(Source data)
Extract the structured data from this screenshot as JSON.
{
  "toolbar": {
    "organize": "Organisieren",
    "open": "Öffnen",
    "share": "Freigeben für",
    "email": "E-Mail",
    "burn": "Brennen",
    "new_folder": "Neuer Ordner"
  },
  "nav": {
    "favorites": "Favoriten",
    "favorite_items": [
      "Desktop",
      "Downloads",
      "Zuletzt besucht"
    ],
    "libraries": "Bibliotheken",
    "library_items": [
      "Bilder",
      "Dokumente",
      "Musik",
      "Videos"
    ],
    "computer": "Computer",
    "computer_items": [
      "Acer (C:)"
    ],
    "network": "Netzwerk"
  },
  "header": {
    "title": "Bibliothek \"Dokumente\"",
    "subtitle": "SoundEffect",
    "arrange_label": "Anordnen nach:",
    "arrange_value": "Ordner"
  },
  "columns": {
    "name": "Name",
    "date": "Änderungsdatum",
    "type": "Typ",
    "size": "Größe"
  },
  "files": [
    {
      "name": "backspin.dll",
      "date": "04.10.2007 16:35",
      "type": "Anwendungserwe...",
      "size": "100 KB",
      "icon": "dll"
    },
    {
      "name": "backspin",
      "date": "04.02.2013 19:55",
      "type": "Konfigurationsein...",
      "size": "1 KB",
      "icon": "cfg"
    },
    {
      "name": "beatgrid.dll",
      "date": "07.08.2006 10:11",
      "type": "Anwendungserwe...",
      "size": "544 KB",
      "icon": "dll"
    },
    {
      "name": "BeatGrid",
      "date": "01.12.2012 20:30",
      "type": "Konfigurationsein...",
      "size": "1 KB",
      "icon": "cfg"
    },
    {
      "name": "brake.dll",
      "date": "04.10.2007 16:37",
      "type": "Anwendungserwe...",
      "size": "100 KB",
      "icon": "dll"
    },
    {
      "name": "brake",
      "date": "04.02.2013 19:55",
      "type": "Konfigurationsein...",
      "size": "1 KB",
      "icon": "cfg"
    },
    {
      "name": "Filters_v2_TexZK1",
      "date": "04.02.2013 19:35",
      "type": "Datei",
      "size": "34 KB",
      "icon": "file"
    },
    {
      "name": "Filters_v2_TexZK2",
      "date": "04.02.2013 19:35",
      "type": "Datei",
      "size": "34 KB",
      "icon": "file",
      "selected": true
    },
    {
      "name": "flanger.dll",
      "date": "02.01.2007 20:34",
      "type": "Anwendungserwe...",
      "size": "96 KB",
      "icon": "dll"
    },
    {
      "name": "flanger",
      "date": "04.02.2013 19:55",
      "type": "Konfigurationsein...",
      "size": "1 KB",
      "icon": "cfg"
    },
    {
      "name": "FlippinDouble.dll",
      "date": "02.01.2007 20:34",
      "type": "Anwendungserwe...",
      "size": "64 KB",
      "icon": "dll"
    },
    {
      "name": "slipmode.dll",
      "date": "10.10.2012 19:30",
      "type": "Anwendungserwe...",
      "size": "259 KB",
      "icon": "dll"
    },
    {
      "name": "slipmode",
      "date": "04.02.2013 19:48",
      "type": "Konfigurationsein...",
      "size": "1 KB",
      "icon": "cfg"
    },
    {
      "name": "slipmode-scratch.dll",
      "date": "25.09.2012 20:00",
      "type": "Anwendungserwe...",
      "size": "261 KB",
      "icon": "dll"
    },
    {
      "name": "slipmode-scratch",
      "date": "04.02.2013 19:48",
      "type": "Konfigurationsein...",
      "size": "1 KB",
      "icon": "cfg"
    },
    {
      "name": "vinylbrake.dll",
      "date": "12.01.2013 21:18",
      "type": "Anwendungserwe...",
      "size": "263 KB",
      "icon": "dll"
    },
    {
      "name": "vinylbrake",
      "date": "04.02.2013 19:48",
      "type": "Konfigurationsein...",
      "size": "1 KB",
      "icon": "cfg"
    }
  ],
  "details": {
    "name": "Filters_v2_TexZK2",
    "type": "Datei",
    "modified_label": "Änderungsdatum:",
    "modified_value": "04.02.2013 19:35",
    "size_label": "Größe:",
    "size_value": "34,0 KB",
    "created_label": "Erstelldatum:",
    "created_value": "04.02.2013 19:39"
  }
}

**Task instructions**
In the records above, tally the lines where the word "scratch" appears, and give the number and nothing else.

**Full output**
2